TASK » Scan the following material for the string "Nanosatélites" and copy each line in which it appears.

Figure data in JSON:
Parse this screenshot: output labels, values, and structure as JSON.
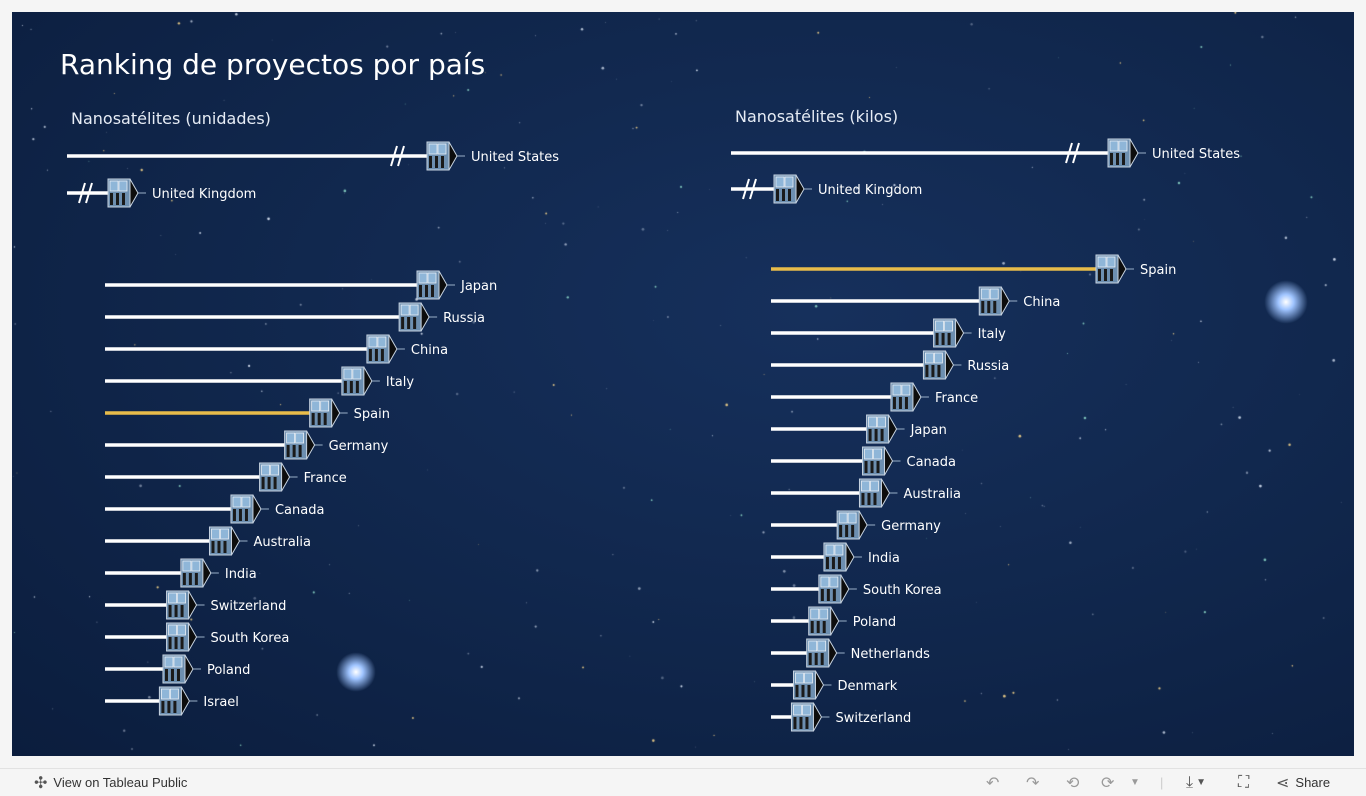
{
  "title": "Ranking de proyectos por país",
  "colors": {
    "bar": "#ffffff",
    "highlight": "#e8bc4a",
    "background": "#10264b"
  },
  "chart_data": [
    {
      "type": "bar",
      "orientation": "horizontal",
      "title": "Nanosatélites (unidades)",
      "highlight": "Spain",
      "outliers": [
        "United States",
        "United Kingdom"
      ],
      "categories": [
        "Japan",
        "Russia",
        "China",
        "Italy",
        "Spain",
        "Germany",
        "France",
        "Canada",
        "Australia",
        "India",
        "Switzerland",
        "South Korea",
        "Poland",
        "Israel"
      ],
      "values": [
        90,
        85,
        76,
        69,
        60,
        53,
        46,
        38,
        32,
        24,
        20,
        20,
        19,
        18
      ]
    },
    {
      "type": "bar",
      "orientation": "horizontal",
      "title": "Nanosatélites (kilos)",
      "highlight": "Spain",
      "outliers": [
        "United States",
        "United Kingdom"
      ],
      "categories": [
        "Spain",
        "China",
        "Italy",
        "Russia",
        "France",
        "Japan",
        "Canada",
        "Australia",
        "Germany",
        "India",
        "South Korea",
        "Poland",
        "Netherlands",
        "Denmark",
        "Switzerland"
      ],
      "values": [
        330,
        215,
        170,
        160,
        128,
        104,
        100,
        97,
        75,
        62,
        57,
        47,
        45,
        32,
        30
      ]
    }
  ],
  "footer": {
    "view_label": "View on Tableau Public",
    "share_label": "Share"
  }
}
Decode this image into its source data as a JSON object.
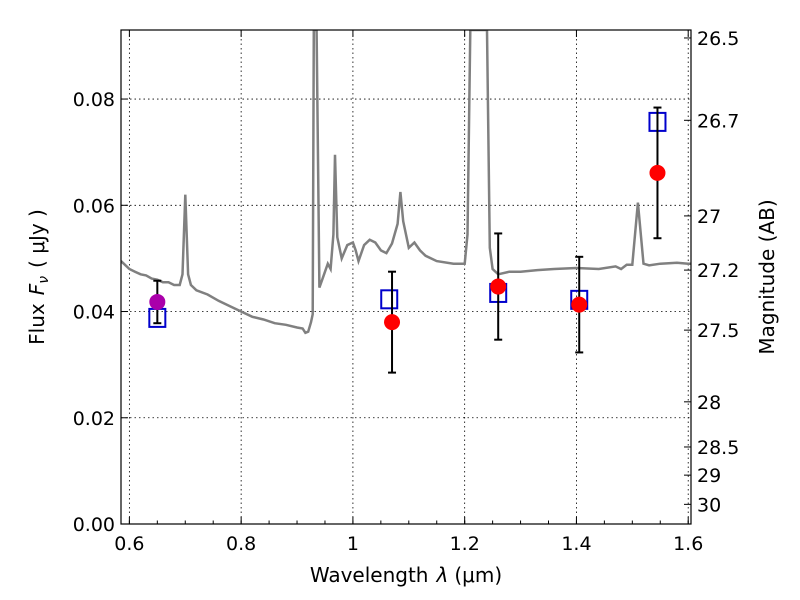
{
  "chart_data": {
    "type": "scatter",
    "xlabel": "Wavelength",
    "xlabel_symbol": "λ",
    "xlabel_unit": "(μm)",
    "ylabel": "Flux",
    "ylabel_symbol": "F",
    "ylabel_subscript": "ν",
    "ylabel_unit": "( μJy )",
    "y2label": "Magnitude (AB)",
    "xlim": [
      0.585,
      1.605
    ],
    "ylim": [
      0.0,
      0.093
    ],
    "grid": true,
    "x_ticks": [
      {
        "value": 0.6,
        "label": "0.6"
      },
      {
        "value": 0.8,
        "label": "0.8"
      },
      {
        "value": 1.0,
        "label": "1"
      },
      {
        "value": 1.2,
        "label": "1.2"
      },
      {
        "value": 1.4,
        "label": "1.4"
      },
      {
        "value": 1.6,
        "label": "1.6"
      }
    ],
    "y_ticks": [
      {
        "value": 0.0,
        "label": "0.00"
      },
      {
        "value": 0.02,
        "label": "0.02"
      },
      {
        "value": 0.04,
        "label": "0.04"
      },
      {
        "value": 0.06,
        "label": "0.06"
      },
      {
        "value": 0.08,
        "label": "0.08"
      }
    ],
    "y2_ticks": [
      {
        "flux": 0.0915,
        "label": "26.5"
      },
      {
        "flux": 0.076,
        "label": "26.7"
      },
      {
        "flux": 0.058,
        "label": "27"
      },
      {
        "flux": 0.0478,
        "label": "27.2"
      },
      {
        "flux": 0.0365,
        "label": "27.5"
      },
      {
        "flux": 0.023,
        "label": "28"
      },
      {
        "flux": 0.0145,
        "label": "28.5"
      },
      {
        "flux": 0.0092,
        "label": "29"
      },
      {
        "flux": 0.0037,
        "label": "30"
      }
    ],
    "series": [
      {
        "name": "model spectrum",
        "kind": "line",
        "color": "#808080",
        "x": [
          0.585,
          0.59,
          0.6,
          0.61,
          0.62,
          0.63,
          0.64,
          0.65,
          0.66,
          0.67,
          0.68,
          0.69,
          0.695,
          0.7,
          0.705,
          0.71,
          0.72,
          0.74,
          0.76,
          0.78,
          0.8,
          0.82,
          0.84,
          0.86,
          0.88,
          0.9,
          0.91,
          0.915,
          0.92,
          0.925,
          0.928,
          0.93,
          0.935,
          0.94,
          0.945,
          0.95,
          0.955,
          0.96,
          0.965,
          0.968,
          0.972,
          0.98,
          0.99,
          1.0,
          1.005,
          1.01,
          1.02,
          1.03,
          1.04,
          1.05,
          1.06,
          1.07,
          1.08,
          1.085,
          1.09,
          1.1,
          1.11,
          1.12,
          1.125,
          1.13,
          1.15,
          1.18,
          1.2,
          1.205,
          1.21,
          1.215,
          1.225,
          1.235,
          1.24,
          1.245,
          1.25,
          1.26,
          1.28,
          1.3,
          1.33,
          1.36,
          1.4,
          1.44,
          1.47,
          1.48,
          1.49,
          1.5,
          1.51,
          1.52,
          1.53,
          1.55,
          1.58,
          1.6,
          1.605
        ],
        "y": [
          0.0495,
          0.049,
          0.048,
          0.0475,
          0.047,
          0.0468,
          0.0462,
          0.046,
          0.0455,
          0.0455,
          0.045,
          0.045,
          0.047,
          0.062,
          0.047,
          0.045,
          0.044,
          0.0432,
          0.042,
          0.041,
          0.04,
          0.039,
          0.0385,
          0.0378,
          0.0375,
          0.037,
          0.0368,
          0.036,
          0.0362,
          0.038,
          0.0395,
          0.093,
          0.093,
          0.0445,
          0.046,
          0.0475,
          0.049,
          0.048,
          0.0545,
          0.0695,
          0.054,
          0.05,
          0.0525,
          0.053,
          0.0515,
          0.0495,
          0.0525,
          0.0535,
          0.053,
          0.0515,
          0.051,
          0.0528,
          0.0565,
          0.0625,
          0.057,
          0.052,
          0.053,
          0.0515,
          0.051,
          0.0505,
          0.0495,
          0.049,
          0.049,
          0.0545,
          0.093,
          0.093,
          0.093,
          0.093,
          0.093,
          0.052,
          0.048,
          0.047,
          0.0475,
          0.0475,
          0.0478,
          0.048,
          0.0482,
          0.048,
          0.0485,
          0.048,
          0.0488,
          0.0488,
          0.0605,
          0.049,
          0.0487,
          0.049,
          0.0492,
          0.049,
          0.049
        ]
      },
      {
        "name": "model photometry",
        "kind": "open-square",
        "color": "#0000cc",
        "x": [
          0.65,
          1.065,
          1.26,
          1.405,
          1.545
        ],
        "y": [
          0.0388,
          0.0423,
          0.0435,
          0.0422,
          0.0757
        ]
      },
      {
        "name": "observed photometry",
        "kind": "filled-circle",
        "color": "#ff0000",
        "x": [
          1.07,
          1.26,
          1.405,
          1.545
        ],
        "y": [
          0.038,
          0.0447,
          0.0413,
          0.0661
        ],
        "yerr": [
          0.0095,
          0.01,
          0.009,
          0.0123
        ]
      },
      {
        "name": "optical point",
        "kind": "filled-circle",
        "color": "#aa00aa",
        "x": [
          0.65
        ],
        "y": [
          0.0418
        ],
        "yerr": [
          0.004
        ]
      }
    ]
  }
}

* * *

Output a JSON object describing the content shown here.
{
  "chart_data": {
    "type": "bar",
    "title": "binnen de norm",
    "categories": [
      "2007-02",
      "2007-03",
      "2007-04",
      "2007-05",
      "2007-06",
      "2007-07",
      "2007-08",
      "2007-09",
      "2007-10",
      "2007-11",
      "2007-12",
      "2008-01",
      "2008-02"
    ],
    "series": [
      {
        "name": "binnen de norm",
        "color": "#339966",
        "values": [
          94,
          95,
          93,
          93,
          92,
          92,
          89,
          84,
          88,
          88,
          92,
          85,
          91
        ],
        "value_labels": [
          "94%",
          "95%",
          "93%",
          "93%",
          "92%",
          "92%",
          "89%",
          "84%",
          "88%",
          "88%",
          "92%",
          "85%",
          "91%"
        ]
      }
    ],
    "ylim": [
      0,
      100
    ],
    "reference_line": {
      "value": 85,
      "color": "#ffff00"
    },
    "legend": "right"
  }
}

* * *

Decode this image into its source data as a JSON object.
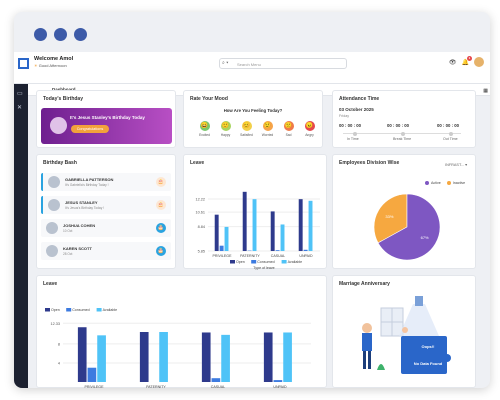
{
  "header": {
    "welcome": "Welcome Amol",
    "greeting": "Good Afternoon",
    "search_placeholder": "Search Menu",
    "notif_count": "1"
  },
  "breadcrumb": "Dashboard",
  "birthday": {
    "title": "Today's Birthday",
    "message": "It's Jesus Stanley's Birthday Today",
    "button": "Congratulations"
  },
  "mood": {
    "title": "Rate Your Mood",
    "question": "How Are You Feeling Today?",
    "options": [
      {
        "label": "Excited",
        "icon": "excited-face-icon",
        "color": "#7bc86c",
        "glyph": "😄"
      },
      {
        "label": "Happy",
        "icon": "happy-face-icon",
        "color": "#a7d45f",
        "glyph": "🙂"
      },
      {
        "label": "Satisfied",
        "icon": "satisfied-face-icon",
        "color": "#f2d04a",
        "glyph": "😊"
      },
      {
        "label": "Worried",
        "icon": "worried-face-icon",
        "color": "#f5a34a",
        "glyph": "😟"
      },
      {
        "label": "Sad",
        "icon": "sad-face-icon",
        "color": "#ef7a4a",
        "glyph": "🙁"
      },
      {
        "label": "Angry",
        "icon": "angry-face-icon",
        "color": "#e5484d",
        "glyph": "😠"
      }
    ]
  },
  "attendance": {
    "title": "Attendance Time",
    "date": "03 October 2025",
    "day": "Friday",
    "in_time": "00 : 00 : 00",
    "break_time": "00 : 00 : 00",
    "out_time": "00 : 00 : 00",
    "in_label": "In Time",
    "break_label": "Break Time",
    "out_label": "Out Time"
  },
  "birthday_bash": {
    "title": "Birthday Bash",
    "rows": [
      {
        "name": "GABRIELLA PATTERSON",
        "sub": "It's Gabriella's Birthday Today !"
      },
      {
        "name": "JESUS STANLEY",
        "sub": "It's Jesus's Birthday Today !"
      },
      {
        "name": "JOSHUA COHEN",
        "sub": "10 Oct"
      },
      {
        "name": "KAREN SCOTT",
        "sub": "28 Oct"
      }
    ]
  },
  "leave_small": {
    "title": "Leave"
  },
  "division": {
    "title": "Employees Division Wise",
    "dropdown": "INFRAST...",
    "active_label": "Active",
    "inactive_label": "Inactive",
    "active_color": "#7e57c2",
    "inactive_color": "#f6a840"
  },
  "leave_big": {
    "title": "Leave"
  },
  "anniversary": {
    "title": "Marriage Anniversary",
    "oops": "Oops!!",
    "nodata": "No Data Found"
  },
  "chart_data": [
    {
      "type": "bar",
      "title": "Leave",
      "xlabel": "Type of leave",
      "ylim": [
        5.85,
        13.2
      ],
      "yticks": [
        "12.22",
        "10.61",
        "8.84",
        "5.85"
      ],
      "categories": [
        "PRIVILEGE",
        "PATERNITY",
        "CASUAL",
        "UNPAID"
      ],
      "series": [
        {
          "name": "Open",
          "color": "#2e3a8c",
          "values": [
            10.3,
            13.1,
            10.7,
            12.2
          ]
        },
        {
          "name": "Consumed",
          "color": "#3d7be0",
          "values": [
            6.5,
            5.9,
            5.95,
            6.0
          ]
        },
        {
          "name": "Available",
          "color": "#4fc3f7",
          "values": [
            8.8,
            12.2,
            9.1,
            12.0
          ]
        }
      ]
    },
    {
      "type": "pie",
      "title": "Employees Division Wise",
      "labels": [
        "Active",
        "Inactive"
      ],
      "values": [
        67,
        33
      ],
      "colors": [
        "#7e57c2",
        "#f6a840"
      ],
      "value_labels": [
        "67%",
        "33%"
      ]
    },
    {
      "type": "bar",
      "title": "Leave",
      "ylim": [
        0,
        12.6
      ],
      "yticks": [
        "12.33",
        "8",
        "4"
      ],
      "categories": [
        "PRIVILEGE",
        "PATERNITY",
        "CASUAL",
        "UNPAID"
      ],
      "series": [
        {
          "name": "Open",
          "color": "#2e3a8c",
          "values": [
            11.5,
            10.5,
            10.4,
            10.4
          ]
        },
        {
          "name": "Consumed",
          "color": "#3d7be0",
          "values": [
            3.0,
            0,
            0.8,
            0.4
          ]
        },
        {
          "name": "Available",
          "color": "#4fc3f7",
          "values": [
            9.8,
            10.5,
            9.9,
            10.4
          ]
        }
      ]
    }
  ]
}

TASK OUTPUT »
      "title": "Nanosatélites (unidades)",
      "title": "Nanosatélites (kilos)",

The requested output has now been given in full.